[TEXTE EXTRAIT]:
● ● ● ● ● ● ●

Eux et nous : différences culturelles et téléphoniques (2)
Mon petit coquelicot givré, hola!
Chose promise, chose écrise : voici la suite des différences franco-colombiennes. J’ai vu que cela t’avais bien plu, merci. Il y a tellement à dire sur eux et nous. Et peut être bientôt qui sait, sur nous et vous… J’aimerais bien parler avec mes amis expatriés depuis des lustres, savoir à partir de quand ils sont passés de « l’autre côté », qu’est-ce qui demeure jusqu’au bout du déambulateur, qu’est-ce qui s’évapore plus vite qu’un verre d’aguardiente, qu’est-ce qui se transforme sans se perdre. Le thème de l’identité m’intéresse de plus en plus.
En attendant, abordons un point qui continue de m’être vraiment étranger ici : l’appel téléphonique, qui mérite bien un post à lui seul.
1/ Le coup de fil
Les colombiens ont une manière très particulière de communiquer par téléphone. Voici à quoi ressemble une conversation typique, au moins dans un cadre professionnel :
- Buenos dias (Toi)
- ¿Con quien hablo ? (La personne qui t’appelle)
CON QUIEN HABLO ?! (Qui me parle ?)
Le mec t’appelle, c’est lui qui te téléphone, lui qui a pris son petit calepin pour consulter ton numéro, lui qui a épluché sa liste de contacts, lui qui l’intention de te demander quelque chose, bref lui qui SAIT qui il appelle, et il te demande qui tu es…
Toi, tu décroches (moi j’ai horreur du téléphone, ça me fait toujours un peu chier de répondre j’avoue), alors que tu étais en train de faire un truc, par exemple cuisiner un nouveau gâteau, et non seulement on ne te dit pas ce qu’on te veut pour en finir rapidement, mais en plus on te pose cette question absurde : qui êtes-vous ? (Si je le savais coco en plus...)
Avec pleins de variantes :
- Le malpoli : il dit juste « Con quien ? ». A lui, j’ai envie de directement lui raccrocher au nez.
- Le GPS : « ¿De donde me responde ? » (D’où me répondez-vous ?) Je pense alors très fort « De ton cul » mais je me retiens…
- Le bottin mondain : « ¿Con quien tengo el placer ? » (Avec qui ai-je le plaisir de parler ?) Lady Di, mec…
- Etc, etc.
A chaque fois ça m’en bouche un coin.

● ● ● ● ● ● ●

[TRAVAIL À FAIRE]:
• a. Répondez à ces questions sur le billet consacré aux appels téléphoniques en Colombie :
(i) Quel thème intéresse l'auteur de plus en plus ?
(ii) Dans la conversation typique, que répond la personne qui appelle après « Buenos dias » ?
(iii) Quelle question pose la variante surnommée « Le GPS » ?
• b. Prolongez le billet sur les appels téléphoniques en Colombie à partir de sa dernière phrase.

[DONNÉES ENREGISTRÉES]:

● ● ● ● ● ● ●

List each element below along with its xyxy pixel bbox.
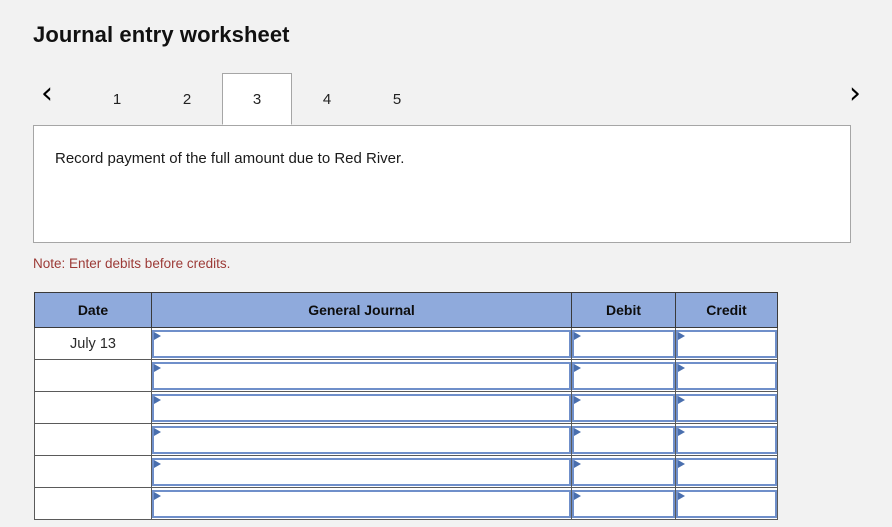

● ● ● ● ● ● ●

[CORRIGÉ]:
• a.
(i) Le thème de l'identité.
(ii) « ¿Con quien hablo ? » (Qui me parle ?)
(iii) « ¿De donde me responde ? » (D'où me répondez-vous ?)

• b.
En général, je réponds juste : « Con Lorenza ». Hum, embêtage au bout du fil… Qui est cette personne au drôle de nom et au fort accent, qui répond ? En général, alors, on demande pour Sebastian. Qui en général est en train de se faire épiler au spa, de jouer au poker, de regarder une série Marvel ou de tuer des zombies ; bref, en général, je suis seule.
Donc :
- Sebastian no esta, soy su esposa.
OK. On entre alors dans la deuxième phase de la conversation téléphonique colombienne. Les politesses.
- Muy bien Lorenza. Como esta ?
Et là, tu dois embrayer sur l’autoroute de la civilité. Sinon, tu passes pour un français mal élevé, ce que je ne peux accepter. Même quand le resto est blindé et que je sais que le mec va essayer de me vendre une friteuse.
- ¿Muy bien y usted ?
- Bien muchisima gracias (cela dit les colombiens vont toujours bien, ce qui est en soi un motif de joie). Gracias por responder!
Y patati y patata…
La, mine de rien, il s’est déjà passé un certain temps. Tu es avachie sur ton comptoir à te tenir le dos parce que tu as mal depuis 4 ans, et tu ne sais toujours pas ce qu’on te veut.
Bon, ensuite, la conversation se déroule plus ou moins normalement.
(Crédit photo : www.masculin.com)
Sauf si tu tombes sur un client potentiel qui te demande de lui expliquer ta carte.
Quand je dis « expliquer ta carte », c’est décrypter et traduire ton menu comme s’il était en braille.
[Je tiens à dire que j’ai une légère tendance à l’exagération mais que tout ce que je te décris aujourd’hui est 100 % vrai et vécu]
- Pouvez-vous me dire ce que vous avez à la carte ?
- Des crêpes, des salades, des gâteaux, des quiches, des soupes à l’oignon, des crèmes brûlées, mais aussi des viandes, du saumon…
Je trouve que c’est déjà assez spécifique.
Mais non.
- Et quel type de crêpes ?
- Chaque crêpe a une saveur dominante, cela peut être de poulet, d’épinard, de saumon, de viande, de thon, de crevettes…
- Et vos crêpes ont-elles des produits laitiers parce que l’amie de la mère de mon neveu est allergique au lactose ?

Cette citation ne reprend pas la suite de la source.